Structured figure records:
------------------------------------
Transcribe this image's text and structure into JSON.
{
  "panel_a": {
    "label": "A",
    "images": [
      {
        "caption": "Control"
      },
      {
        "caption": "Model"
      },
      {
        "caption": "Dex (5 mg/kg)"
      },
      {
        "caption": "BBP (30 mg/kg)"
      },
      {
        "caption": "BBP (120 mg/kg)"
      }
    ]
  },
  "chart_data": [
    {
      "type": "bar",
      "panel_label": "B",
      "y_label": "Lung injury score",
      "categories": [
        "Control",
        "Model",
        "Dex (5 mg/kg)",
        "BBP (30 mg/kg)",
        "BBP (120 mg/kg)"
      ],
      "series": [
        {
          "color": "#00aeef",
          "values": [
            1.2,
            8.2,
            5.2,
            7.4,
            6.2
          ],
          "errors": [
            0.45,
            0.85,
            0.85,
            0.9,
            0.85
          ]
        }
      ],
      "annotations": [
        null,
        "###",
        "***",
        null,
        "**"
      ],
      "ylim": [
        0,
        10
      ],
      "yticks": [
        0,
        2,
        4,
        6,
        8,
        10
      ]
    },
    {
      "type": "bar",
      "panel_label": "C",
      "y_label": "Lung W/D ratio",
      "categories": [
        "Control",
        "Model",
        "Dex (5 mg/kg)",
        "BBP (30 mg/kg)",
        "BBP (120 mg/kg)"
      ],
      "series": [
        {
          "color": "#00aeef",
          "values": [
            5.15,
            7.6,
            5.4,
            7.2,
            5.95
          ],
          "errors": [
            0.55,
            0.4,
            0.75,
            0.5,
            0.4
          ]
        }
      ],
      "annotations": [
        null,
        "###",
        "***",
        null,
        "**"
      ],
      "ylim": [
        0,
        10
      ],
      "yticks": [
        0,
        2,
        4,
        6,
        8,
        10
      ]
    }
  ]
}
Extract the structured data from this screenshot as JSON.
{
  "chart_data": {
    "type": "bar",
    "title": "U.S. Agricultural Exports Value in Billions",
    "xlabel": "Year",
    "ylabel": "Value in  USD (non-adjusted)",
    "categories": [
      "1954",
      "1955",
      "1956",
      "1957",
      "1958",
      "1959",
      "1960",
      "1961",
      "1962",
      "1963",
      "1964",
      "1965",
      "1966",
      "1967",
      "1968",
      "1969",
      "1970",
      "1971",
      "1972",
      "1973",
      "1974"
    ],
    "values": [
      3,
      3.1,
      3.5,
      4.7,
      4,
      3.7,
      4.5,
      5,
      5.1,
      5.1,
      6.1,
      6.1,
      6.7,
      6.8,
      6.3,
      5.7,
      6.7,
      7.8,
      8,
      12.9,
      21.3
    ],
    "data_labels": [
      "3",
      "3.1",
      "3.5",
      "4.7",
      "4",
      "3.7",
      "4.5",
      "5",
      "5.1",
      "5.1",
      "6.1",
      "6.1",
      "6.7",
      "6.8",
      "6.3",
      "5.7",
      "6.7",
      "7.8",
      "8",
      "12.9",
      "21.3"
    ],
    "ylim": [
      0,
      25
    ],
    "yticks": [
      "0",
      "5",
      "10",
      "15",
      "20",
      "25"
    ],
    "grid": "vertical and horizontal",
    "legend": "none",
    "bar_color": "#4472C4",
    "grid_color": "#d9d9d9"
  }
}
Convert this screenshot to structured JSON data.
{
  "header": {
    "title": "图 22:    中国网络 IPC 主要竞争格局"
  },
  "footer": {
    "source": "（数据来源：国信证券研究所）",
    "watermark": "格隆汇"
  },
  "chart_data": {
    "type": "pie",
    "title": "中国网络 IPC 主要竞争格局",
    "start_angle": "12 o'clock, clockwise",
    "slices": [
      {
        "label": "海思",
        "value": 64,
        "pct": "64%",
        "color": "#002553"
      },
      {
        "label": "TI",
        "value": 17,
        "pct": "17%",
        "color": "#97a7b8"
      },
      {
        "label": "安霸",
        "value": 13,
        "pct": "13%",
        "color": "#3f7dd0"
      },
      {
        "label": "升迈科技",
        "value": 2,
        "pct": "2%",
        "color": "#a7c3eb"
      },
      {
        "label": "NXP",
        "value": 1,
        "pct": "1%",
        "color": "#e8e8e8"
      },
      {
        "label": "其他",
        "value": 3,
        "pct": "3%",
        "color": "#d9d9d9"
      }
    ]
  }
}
------------------------------------
→ Task directions:
Lines containing the word "this" are to be counted in the listing; state their number alone.

→ Full answer:
3